Data excerpts
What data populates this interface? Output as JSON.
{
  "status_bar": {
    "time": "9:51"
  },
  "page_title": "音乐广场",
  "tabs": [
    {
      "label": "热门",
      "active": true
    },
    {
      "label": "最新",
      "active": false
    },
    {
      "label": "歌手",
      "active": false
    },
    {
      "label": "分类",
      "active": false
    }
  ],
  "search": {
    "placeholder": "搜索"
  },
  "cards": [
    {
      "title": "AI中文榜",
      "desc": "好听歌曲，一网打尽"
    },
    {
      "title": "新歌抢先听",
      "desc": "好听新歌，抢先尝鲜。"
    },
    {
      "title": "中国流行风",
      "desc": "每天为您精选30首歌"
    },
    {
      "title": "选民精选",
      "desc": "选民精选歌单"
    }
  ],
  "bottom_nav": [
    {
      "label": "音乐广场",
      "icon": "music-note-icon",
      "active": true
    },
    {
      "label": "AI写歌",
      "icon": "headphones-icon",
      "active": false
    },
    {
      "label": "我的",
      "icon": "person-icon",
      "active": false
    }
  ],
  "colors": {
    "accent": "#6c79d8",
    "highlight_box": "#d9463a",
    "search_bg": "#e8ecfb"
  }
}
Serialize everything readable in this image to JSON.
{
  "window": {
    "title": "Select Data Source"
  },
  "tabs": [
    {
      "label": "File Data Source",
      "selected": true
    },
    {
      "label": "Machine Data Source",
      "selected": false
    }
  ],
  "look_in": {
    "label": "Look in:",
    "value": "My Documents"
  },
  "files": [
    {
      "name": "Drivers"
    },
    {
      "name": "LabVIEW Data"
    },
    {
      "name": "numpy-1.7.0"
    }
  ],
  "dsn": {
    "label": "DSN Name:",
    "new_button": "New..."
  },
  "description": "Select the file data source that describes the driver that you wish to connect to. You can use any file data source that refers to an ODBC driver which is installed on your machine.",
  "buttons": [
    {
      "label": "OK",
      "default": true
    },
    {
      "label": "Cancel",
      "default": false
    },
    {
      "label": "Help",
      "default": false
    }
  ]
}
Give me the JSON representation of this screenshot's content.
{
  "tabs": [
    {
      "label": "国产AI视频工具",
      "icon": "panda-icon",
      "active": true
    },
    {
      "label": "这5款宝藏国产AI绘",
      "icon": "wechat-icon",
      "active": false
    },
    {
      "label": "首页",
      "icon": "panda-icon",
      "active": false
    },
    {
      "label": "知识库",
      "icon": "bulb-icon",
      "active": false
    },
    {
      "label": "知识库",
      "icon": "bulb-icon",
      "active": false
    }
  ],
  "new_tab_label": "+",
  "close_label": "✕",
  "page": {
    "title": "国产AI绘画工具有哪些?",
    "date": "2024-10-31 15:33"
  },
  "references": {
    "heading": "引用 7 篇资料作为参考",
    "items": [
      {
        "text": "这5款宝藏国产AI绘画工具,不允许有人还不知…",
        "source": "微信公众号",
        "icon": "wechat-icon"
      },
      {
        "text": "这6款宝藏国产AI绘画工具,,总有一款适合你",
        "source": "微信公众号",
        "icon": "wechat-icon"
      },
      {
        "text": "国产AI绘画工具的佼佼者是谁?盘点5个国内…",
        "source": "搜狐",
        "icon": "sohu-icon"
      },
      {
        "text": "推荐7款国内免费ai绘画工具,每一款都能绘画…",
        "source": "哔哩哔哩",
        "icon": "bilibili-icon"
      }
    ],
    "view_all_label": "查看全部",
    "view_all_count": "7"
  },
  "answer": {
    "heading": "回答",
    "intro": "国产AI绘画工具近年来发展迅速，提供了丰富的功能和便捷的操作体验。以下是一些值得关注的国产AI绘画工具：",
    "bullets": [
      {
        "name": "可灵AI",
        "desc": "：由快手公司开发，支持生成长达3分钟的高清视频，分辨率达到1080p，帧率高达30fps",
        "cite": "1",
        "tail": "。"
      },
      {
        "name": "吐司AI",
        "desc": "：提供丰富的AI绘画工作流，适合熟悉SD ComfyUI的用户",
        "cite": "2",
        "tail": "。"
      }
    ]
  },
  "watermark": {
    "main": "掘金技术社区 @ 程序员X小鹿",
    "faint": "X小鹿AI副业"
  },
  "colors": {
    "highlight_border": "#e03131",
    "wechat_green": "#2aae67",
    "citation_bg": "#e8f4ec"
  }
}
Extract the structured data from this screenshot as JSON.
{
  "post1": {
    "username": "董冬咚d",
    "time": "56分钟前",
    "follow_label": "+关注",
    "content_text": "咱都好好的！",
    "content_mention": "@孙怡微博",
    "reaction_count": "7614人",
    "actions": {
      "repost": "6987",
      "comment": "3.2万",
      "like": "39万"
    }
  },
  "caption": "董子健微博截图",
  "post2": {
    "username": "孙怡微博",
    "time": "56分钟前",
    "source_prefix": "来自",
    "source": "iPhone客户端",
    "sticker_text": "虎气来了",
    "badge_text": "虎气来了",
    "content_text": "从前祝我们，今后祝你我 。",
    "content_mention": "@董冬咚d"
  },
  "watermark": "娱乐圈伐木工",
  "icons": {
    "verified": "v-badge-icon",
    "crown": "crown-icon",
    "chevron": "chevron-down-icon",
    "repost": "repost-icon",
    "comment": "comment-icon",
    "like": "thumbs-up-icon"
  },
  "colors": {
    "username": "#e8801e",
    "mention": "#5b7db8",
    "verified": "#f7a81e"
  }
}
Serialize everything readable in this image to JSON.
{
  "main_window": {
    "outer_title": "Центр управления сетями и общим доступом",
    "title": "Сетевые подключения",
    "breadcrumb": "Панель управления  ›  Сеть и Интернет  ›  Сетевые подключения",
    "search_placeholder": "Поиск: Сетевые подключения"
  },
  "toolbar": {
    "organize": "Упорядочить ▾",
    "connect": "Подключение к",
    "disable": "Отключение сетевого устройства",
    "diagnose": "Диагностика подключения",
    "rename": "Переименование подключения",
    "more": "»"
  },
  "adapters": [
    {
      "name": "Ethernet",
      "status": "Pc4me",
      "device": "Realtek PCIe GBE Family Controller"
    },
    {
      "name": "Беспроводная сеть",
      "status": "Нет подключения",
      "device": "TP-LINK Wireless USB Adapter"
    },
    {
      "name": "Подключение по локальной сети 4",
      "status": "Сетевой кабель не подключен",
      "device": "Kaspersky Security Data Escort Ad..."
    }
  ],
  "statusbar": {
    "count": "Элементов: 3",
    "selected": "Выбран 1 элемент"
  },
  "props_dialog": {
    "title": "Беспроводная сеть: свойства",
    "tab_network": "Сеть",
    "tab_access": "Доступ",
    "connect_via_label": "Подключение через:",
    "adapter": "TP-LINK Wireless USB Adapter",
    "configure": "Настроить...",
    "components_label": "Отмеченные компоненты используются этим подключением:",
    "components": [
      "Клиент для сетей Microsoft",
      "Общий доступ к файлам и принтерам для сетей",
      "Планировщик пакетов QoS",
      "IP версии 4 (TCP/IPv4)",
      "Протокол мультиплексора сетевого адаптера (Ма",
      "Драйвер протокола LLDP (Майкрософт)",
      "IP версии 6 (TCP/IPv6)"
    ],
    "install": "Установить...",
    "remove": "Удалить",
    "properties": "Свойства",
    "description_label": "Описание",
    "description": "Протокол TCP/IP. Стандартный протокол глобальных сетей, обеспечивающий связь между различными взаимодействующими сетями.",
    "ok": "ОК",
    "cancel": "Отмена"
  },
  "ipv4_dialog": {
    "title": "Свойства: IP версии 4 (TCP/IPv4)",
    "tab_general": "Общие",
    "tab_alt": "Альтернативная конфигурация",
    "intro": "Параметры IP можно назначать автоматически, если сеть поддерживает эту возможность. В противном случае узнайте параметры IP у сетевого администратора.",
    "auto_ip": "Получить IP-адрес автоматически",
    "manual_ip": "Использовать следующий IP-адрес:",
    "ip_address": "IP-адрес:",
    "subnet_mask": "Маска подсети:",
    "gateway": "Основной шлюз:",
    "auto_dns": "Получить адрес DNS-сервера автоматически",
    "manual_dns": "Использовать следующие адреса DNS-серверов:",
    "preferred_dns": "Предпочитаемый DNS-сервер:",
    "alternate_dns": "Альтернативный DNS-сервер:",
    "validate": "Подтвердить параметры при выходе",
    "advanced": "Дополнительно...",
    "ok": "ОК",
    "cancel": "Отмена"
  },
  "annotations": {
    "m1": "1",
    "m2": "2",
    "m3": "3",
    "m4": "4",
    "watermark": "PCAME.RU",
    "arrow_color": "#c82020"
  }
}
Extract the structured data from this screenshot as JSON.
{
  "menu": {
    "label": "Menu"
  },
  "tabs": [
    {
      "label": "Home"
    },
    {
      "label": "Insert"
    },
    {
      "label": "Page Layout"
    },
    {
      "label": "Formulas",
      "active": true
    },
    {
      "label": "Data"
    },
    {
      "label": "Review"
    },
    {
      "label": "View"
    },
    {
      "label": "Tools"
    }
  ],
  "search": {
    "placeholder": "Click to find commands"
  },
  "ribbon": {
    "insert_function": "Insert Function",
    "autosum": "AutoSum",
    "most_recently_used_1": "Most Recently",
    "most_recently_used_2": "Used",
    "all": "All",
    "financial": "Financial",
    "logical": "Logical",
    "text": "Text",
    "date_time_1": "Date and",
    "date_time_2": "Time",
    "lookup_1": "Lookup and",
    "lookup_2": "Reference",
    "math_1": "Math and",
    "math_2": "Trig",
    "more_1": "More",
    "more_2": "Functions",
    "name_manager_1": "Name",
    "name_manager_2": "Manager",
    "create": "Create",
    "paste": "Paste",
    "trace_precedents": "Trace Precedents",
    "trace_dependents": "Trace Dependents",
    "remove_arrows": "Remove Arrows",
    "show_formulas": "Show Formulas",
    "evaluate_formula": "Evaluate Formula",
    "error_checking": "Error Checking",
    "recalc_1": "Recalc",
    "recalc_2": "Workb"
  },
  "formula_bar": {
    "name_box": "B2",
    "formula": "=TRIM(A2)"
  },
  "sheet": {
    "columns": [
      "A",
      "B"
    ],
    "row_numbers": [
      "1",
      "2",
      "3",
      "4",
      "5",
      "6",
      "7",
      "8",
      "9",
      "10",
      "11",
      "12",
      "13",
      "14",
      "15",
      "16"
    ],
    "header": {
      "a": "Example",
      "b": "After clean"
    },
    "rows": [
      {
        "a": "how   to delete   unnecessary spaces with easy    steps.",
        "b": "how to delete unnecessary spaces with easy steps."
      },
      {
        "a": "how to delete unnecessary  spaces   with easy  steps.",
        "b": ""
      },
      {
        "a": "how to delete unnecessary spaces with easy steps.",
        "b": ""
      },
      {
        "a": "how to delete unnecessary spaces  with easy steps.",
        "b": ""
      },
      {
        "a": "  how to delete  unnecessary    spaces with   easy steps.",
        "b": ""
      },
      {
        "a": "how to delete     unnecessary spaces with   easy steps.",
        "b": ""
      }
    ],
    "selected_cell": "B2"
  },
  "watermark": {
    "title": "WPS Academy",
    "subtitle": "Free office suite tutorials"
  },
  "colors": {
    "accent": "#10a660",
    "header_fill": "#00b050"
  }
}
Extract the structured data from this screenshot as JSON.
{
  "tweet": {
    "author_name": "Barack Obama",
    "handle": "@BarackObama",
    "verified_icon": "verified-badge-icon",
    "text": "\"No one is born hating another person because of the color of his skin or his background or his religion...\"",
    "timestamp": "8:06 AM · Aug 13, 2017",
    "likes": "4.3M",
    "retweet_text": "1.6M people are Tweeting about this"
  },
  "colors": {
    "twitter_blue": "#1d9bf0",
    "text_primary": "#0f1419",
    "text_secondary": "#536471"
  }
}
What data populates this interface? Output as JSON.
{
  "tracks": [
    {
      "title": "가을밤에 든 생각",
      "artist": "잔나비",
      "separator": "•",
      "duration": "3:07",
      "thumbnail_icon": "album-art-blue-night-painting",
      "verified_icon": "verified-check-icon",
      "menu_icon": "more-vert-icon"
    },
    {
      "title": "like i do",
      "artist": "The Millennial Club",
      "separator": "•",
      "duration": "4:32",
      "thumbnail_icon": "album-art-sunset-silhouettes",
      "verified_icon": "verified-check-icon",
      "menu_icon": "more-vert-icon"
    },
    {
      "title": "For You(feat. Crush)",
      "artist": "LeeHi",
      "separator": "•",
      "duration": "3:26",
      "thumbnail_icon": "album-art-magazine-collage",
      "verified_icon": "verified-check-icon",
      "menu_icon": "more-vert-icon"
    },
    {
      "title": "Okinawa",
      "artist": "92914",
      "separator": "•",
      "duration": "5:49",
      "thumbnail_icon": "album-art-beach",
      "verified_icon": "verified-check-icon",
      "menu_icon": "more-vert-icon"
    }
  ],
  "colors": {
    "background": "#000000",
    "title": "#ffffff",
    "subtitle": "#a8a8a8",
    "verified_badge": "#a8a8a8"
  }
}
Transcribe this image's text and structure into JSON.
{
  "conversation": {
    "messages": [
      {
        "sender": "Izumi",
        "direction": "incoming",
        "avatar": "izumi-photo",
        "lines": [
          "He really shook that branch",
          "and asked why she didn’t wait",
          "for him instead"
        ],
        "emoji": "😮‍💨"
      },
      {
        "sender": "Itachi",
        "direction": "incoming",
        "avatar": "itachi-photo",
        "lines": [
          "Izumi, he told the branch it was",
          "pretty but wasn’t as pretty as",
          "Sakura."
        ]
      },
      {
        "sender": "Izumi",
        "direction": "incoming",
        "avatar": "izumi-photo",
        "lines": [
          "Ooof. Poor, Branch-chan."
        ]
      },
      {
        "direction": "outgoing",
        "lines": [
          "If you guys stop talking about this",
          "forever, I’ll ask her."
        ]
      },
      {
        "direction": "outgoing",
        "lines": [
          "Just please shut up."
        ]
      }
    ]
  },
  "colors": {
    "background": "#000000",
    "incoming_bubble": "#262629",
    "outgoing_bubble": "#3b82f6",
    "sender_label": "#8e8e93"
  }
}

__PROMPT__: Which lines hold the string "Trace"? Copy all of them from the data above.

__SOLUTION BELOW__:
    "trace_precedents": "Trace Precedents",
    "trace_dependents": "Trace Dependents",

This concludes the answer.